### Stated task
Each entry needs to be restated exactly as written.

[Dataset items]
########
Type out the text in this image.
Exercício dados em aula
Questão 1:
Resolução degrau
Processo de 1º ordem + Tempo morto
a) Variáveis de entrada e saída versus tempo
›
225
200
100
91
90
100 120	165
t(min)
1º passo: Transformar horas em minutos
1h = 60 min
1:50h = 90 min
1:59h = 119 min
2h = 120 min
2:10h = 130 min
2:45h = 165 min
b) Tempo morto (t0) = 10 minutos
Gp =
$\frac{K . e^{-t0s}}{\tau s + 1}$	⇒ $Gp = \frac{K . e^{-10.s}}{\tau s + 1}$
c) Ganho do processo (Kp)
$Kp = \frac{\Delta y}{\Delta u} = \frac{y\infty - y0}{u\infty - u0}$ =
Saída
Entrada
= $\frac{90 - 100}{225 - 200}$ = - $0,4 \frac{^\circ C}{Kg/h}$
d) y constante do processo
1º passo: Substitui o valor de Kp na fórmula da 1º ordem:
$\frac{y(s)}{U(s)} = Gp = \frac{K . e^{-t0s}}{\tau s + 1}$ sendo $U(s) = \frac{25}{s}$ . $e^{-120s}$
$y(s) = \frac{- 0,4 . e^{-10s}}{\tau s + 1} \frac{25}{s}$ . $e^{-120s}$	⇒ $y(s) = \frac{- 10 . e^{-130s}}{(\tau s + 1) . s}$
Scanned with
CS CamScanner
########
### Solved problem
Type out the text in this image.
Exercício dados em aula
Questão 1:
Resolução degrau
Processo de 1º ordem + Tempo morto
a) Variáveis de entrada e saída versus tempo
›
225
200
100
91
90
100 120	165
t(min)
1º passo: Transformar horas em minutos
1h = 60 min
1:50h = 90 min
1:59h = 119 min
2h = 120 min
2:10h = 130 min
2:45h = 165 min
b) Tempo morto (t0) = 10 minutos
Gp =
$\frac{K . e^{-t0s}}{\tau s + 1}$	⇒ $Gp = \frac{K . e^{-10.s}}{\tau s + 1}$
c) Ganho do processo (Kp)
$Kp = \frac{\Delta y}{\Delta u} = \frac{y\infty - y0}{u\infty - u0}$ =
Saída
Entrada
= $\frac{90 - 100}{225 - 200}$ = - $0,4 \frac{^\circ C}{Kg/h}$
d) y constante do processo
1º passo: Substitui o valor de Kp na fórmula da 1º ordem:
$\frac{y(s)}{U(s)} = Gp = \frac{K . e^{-t0s}}{\tau s + 1}$ sendo $U(s) = \frac{25}{s}$ . $e^{-120s}$
$y(s) = \frac{- 0,4 . e^{-10s}}{\tau s + 1} \frac{25}{s}$ . $e^{-120s}$	⇒ $y(s) = \frac{- 10 . e^{-130s}}{(\tau s + 1) . s}$
Scanned with
CS CamScanner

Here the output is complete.